» Written problem: Return each line of the listing below, unchanged, and omit the images.

» Data listing:
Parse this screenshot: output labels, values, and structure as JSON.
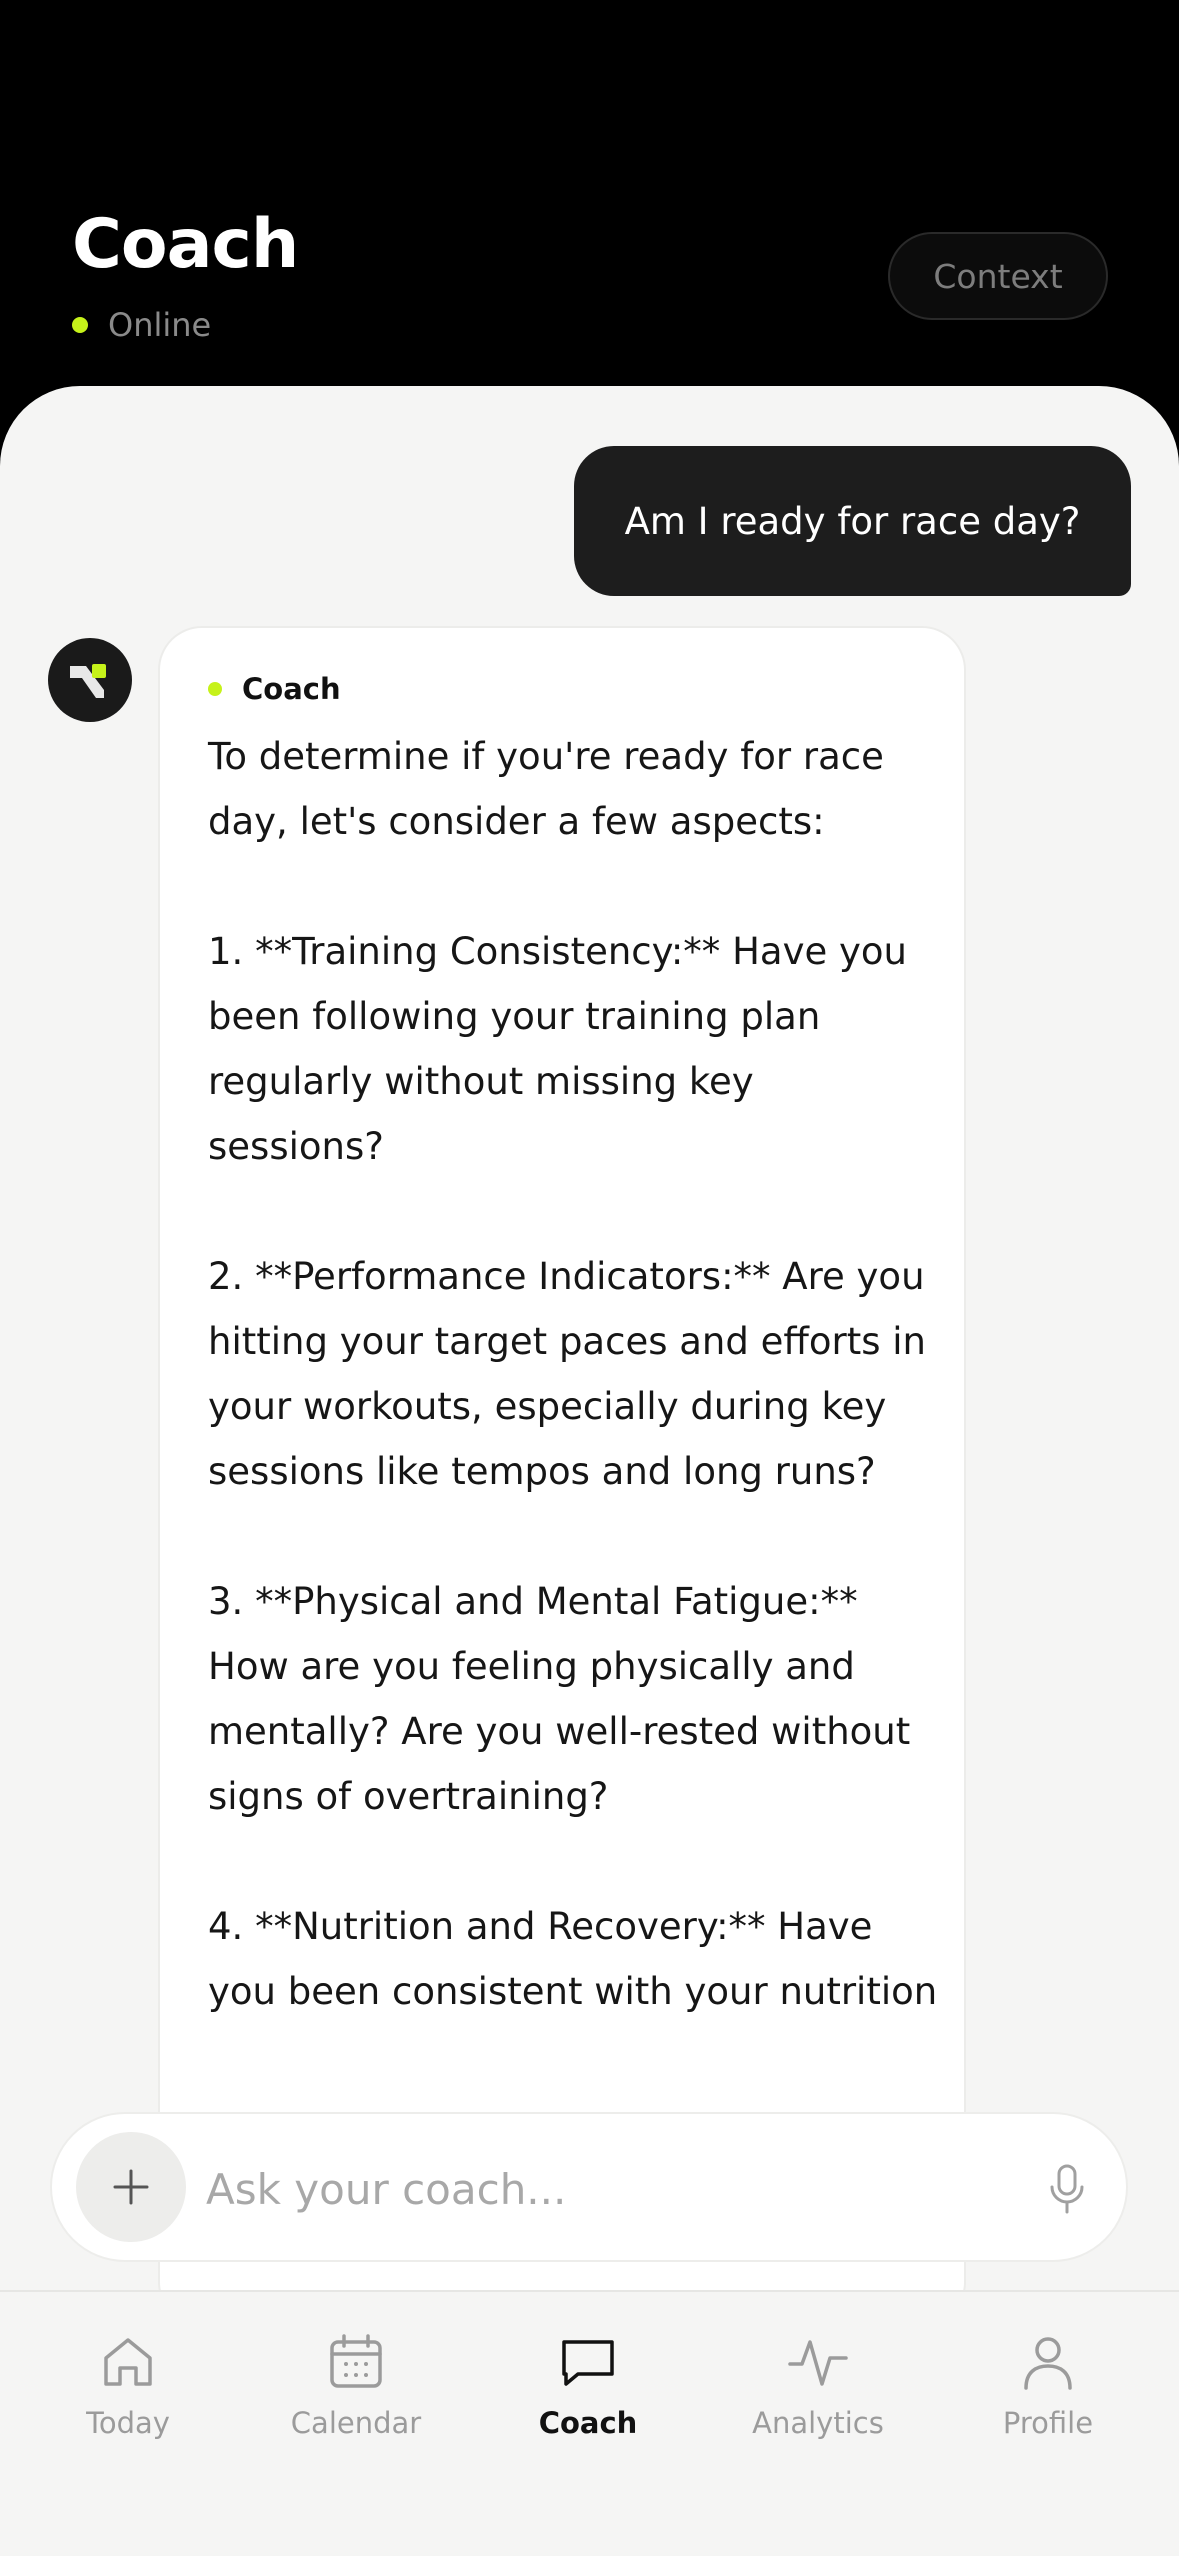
{
  "header": {
    "title": "Coach",
    "status": "Online",
    "context_button": "Context"
  },
  "chat": {
    "user_message": "Am I ready for race day?",
    "coach_label": "Coach",
    "coach_message": "To determine if you're ready for race day, let's consider a few aspects:\n\n1. **Training Consistency:** Have you been following your training plan regularly without missing key sessions?\n\n2. **Performance Indicators:** Are you hitting your target paces and efforts in your workouts, especially during key sessions like tempos and long runs?\n\n3. **Physical and Mental Fatigue:** How are you feeling physically and mentally? Are you well-rested without signs of overtraining?\n\n4. **Nutrition and Recovery:** Have you been consistent with your nutrition"
  },
  "composer": {
    "placeholder": "Ask your coach..."
  },
  "tabs": [
    {
      "label": "Today",
      "icon": "home-icon"
    },
    {
      "label": "Calendar",
      "icon": "calendar-icon"
    },
    {
      "label": "Coach",
      "icon": "chat-icon",
      "active": true
    },
    {
      "label": "Analytics",
      "icon": "activity-icon"
    },
    {
      "label": "Profile",
      "icon": "person-icon"
    }
  ],
  "colors": {
    "accent": "#c6f21a",
    "header_bg": "#000000",
    "sheet_bg": "#f5f5f4",
    "user_bubble": "#1d1d1d"
  }
}
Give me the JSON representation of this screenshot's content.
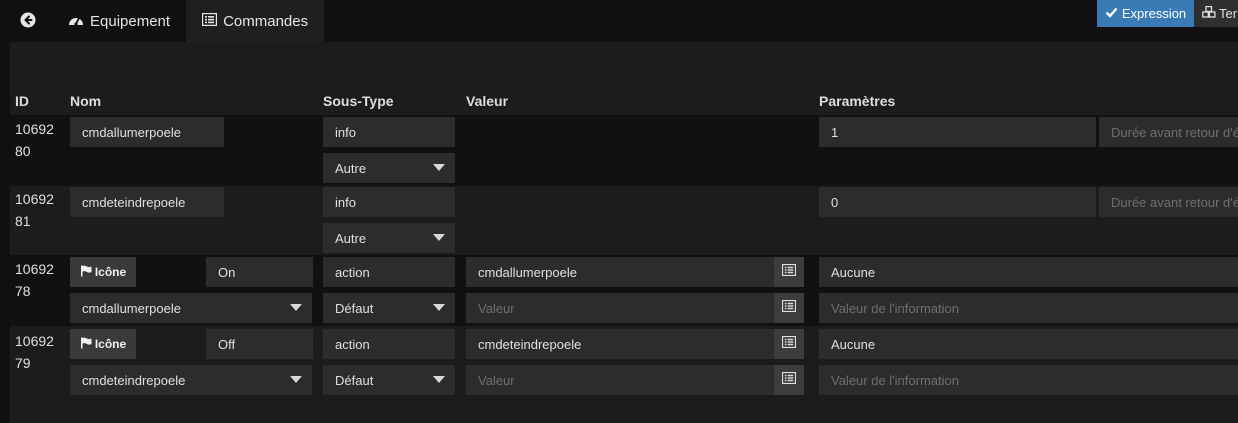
{
  "tabs": {
    "back_icon": "arrow-circle-left-icon",
    "equipement": "Equipement",
    "commandes": "Commandes"
  },
  "toolbar": {
    "expression": "Expression",
    "tem": "Ter"
  },
  "table": {
    "headers": {
      "id": "ID",
      "nom": "Nom",
      "sous_type": "Sous-Type",
      "valeur": "Valeur",
      "parametres": "Paramètres"
    },
    "rows": [
      {
        "id": "1069280",
        "id_line1": "10692",
        "id_line2": "80",
        "name": "cmdallumerpoele",
        "type": "info",
        "subtype": "Autre",
        "param_value": "1",
        "param_placeholder": "Durée avant retour d'é"
      },
      {
        "id": "1069281",
        "id_line1": "10692",
        "id_line2": "81",
        "name": "cmdeteindrepoele",
        "type": "info",
        "subtype": "Autre",
        "param_value": "0",
        "param_placeholder": "Durée avant retour d'é"
      },
      {
        "id": "1069278",
        "id_line1": "10692",
        "id_line2": "78",
        "icon_label": "Icône",
        "name": "On",
        "linked": "cmdallumerpoele",
        "type": "action",
        "subtype": "Défaut",
        "value": "cmdallumerpoele",
        "value_placeholder": "Valeur",
        "param": "Aucune",
        "param_placeholder": "Valeur de l'information"
      },
      {
        "id": "1069279",
        "id_line1": "10692",
        "id_line2": "79",
        "icon_label": "Icône",
        "name": "Off",
        "linked": "cmdeteindrepoele",
        "type": "action",
        "subtype": "Défaut",
        "value": "cmdeteindrepoele",
        "value_placeholder": "Valeur",
        "param": "Aucune",
        "param_placeholder": "Valeur de l'information"
      }
    ]
  },
  "colors": {
    "accent_blue": "#3a7ab5",
    "active_tab_underline": "#8bc34a",
    "background": "#101010"
  }
}
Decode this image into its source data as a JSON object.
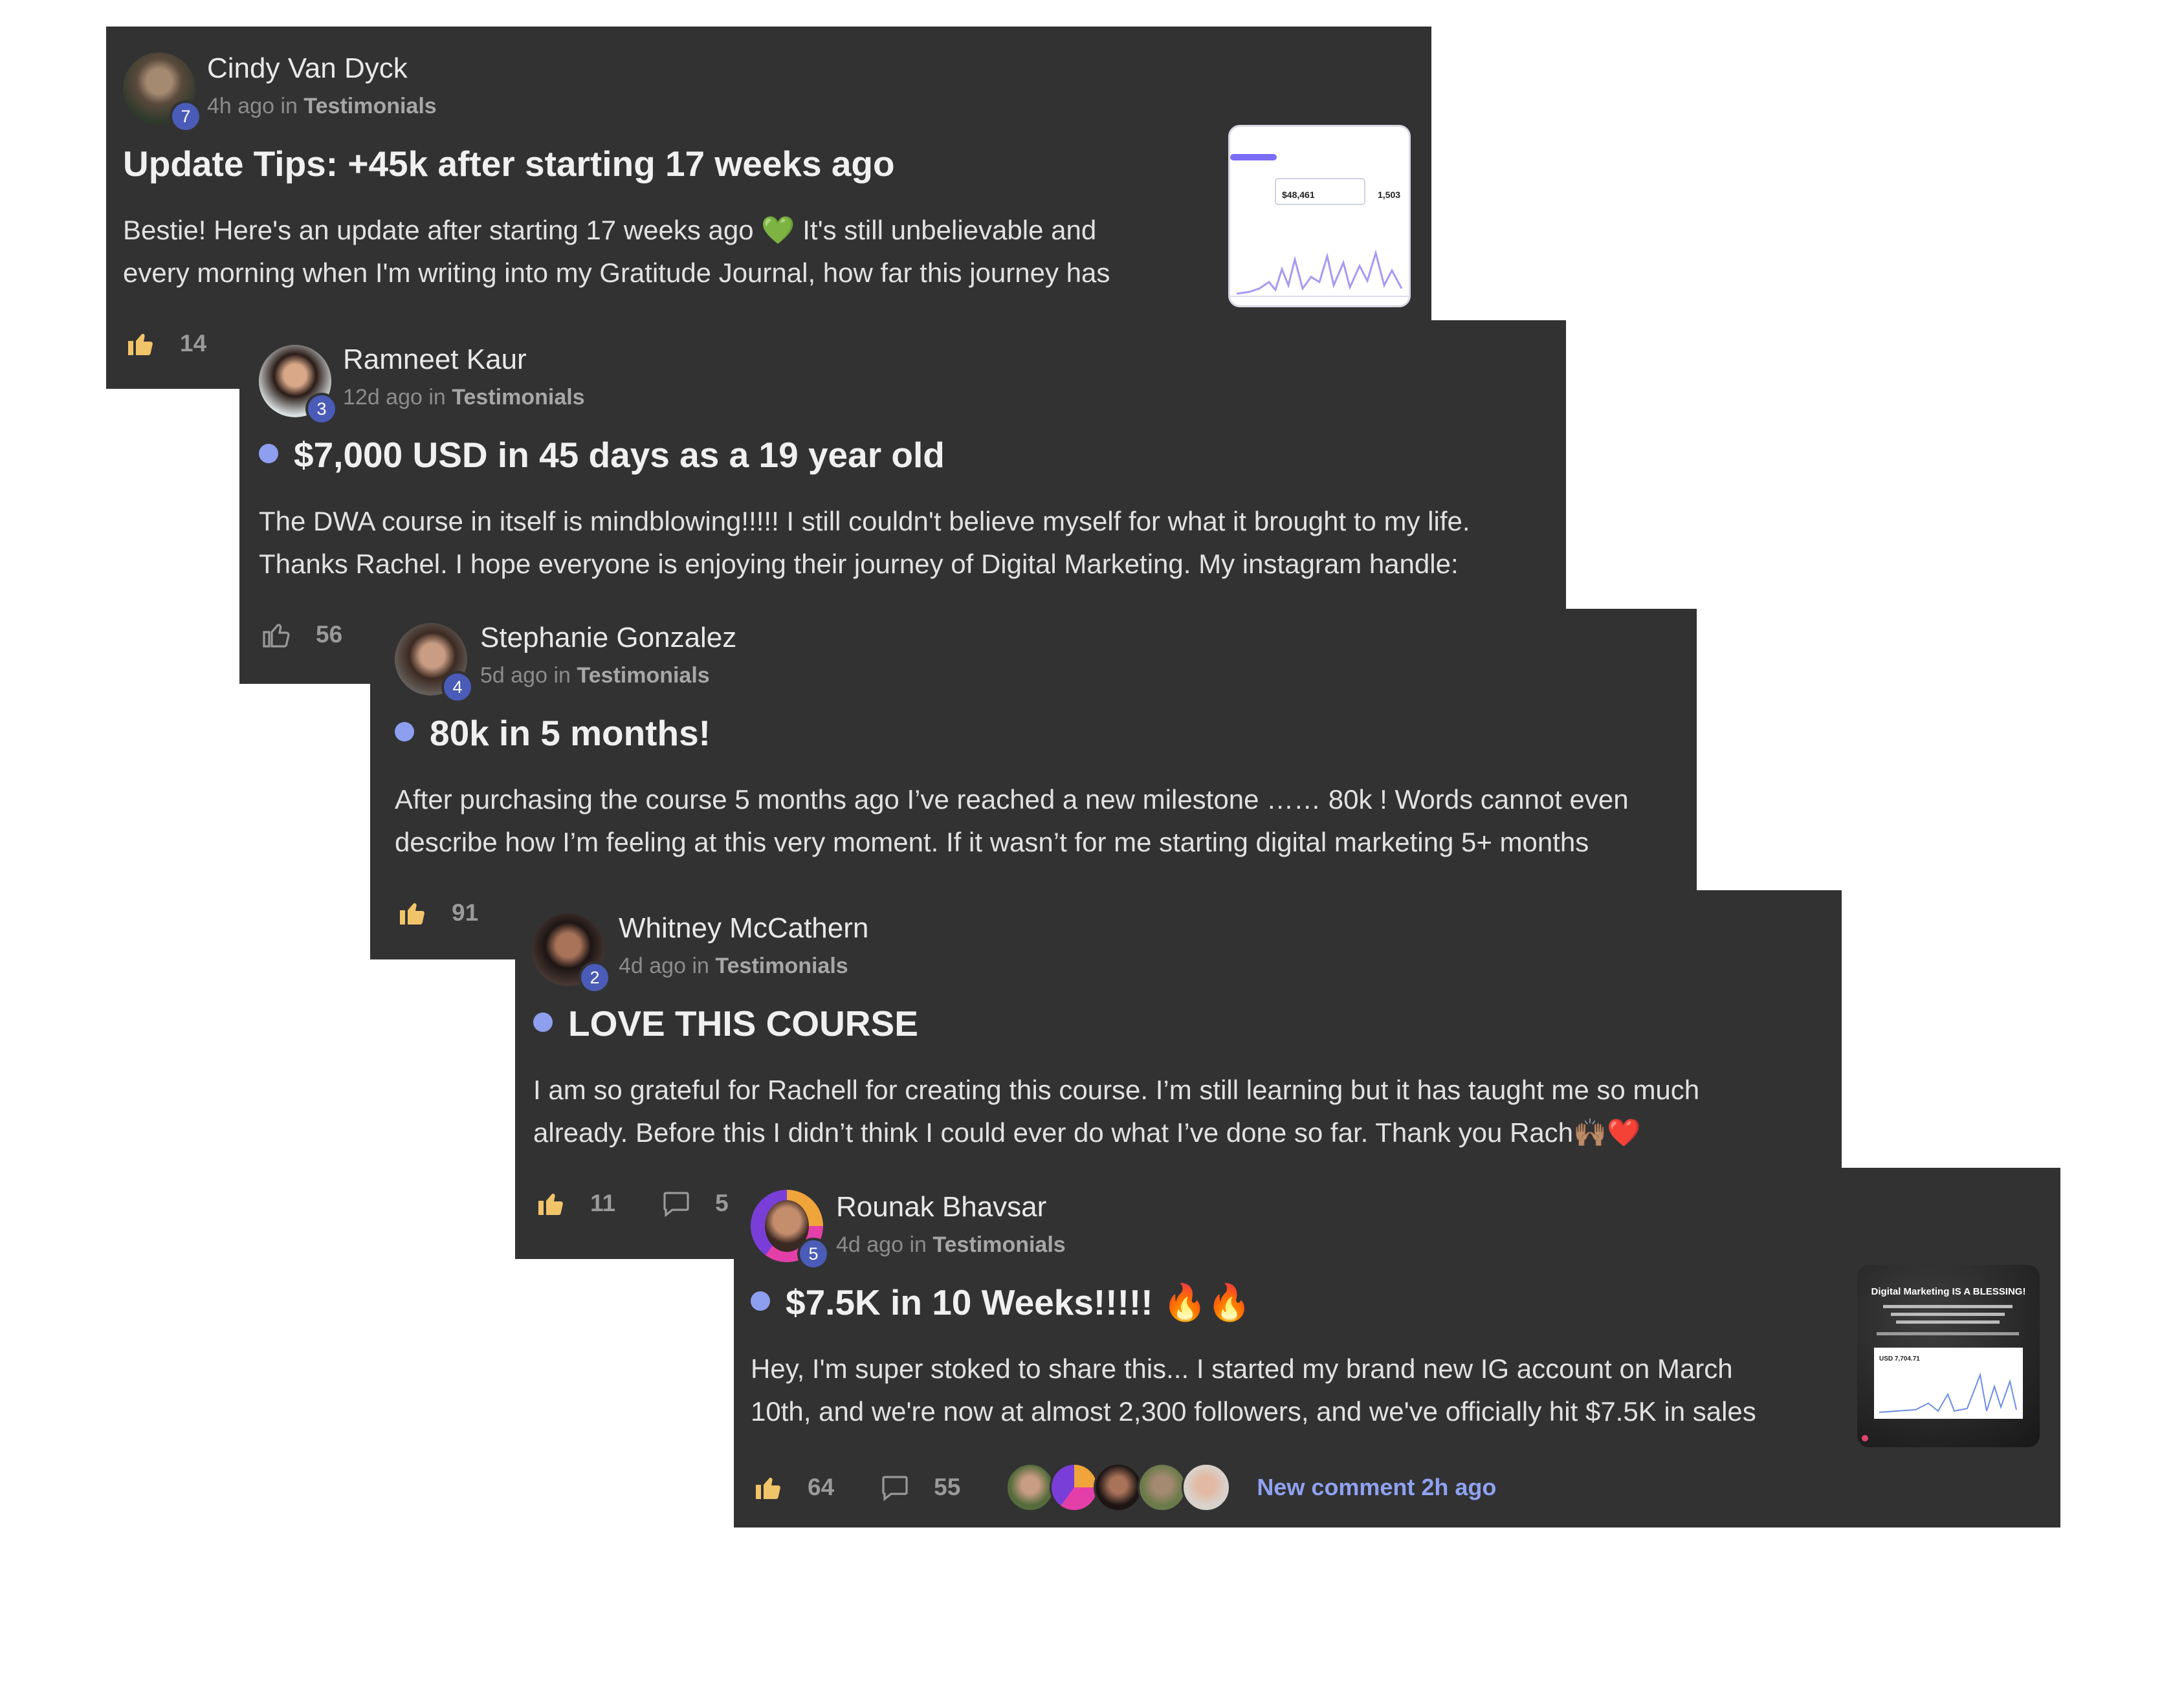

» Completed task:
Parse this screenshot: output labels, values, and structure as JSON.
{
  "header": {
    "title": "Coach",
    "status": "Online",
    "context_button": "Context"
  },
  "chat": {
    "user_message": "Am I ready for race day?",
    "coach_label": "Coach",
    "coach_message": "To determine if you're ready for race day, let's consider a few aspects:\n\n1. **Training Consistency:** Have you been following your training plan regularly without missing key sessions?\n\n2. **Performance Indicators:** Are you hitting your target paces and efforts in your workouts, especially during key sessions like tempos and long runs?\n\n3. **Physical and Mental Fatigue:** How are you feeling physically and mentally? Are you well-rested without signs of overtraining?\n\n4. **Nutrition and Recovery:** Have you been consistent with your nutrition"
  },
  "composer": {
    "placeholder": "Ask your coach..."
  },
  "tabs": [
    {
      "label": "Today",
      "icon": "home-icon"
    },
    {
      "label": "Calendar",
      "icon": "calendar-icon"
    },
    {
      "label": "Coach",
      "icon": "chat-icon",
      "active": true
    },
    {
      "label": "Analytics",
      "icon": "activity-icon"
    },
    {
      "label": "Profile",
      "icon": "person-icon"
    }
  ],
  "colors": {
    "accent": "#c6f21a",
    "header_bg": "#000000",
    "sheet_bg": "#f5f5f4",
    "user_bubble": "#1d1d1d"
  }
}
Give me the JSON representation of this screenshot's content.
{
  "tabs": {
    "back_icon": "arrow-circle-left-icon",
    "equipement": "Equipement",
    "commandes": "Commandes"
  },
  "toolbar": {
    "expression": "Expression",
    "tem": "Ter"
  },
  "table": {
    "headers": {
      "id": "ID",
      "nom": "Nom",
      "sous_type": "Sous-Type",
      "valeur": "Valeur",
      "parametres": "Paramètres"
    },
    "rows": [
      {
        "id": "1069280",
        "id_line1": "10692",
        "id_line2": "80",
        "name": "cmdallumerpoele",
        "type": "info",
        "subtype": "Autre",
        "param_value": "1",
        "param_placeholder": "Durée avant retour d'é"
      },
      {
        "id": "1069281",
        "id_line1": "10692",
        "id_line2": "81",
        "name": "cmdeteindrepoele",
        "type": "info",
        "subtype": "Autre",
        "param_value": "0",
        "param_placeholder": "Durée avant retour d'é"
      },
      {
        "id": "1069278",
        "id_line1": "10692",
        "id_line2": "78",
        "icon_label": "Icône",
        "name": "On",
        "linked": "cmdallumerpoele",
        "type": "action",
        "subtype": "Défaut",
        "value": "cmdallumerpoele",
        "value_placeholder": "Valeur",
        "param": "Aucune",
        "param_placeholder": "Valeur de l'information"
      },
      {
        "id": "1069279",
        "id_line1": "10692",
        "id_line2": "79",
        "icon_label": "Icône",
        "name": "Off",
        "linked": "cmdeteindrepoele",
        "type": "action",
        "subtype": "Défaut",
        "value": "cmdeteindrepoele",
        "value_placeholder": "Valeur",
        "param": "Aucune",
        "param_placeholder": "Valeur de l'information"
      }
    ]
  },
  "colors": {
    "accent_blue": "#3a7ab5",
    "active_tab_underline": "#8bc34a",
    "background": "#101010"
  }
}
Decode this image into its source data as a JSON object.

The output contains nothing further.